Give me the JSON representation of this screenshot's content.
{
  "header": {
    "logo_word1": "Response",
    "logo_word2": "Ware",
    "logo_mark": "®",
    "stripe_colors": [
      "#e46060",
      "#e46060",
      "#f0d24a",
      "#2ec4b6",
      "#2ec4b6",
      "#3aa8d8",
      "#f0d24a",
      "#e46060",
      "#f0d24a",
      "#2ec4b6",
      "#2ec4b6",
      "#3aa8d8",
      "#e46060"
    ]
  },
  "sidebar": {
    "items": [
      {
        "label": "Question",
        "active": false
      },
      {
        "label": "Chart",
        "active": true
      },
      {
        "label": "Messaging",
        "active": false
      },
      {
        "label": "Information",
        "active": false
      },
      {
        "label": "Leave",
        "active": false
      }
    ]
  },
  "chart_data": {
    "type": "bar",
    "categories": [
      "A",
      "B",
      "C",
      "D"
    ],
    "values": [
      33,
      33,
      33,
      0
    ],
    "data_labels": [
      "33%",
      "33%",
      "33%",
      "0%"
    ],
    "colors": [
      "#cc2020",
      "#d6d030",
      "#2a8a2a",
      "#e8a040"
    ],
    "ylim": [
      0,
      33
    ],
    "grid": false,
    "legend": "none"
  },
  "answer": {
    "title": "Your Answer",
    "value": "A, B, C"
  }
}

GIVEN REQUEST: Give back all the records exactly as they stand.

TASK ANSWER:
Give me the JSON representation of this screenshot's content.
{
  "header": {
    "logo_word1": "Response",
    "logo_word2": "Ware",
    "logo_mark": "®",
    "stripe_colors": [
      "#e46060",
      "#e46060",
      "#f0d24a",
      "#2ec4b6",
      "#2ec4b6",
      "#3aa8d8",
      "#f0d24a",
      "#e46060",
      "#f0d24a",
      "#2ec4b6",
      "#2ec4b6",
      "#3aa8d8",
      "#e46060"
    ]
  },
  "sidebar": {
    "items": [
      {
        "label": "Question",
        "active": false
      },
      {
        "label": "Chart",
        "active": true
      },
      {
        "label": "Messaging",
        "active": false
      },
      {
        "label": "Information",
        "active": false
      },
      {
        "label": "Leave",
        "active": false
      }
    ]
  },
  "chart_data": {
    "type": "bar",
    "categories": [
      "A",
      "B",
      "C",
      "D"
    ],
    "values": [
      33,
      33,
      33,
      0
    ],
    "data_labels": [
      "33%",
      "33%",
      "33%",
      "0%"
    ],
    "colors": [
      "#cc2020",
      "#d6d030",
      "#2a8a2a",
      "#e8a040"
    ],
    "ylim": [
      0,
      33
    ],
    "grid": false,
    "legend": "none"
  },
  "answer": {
    "title": "Your Answer",
    "value": "A, B, C"
  }
}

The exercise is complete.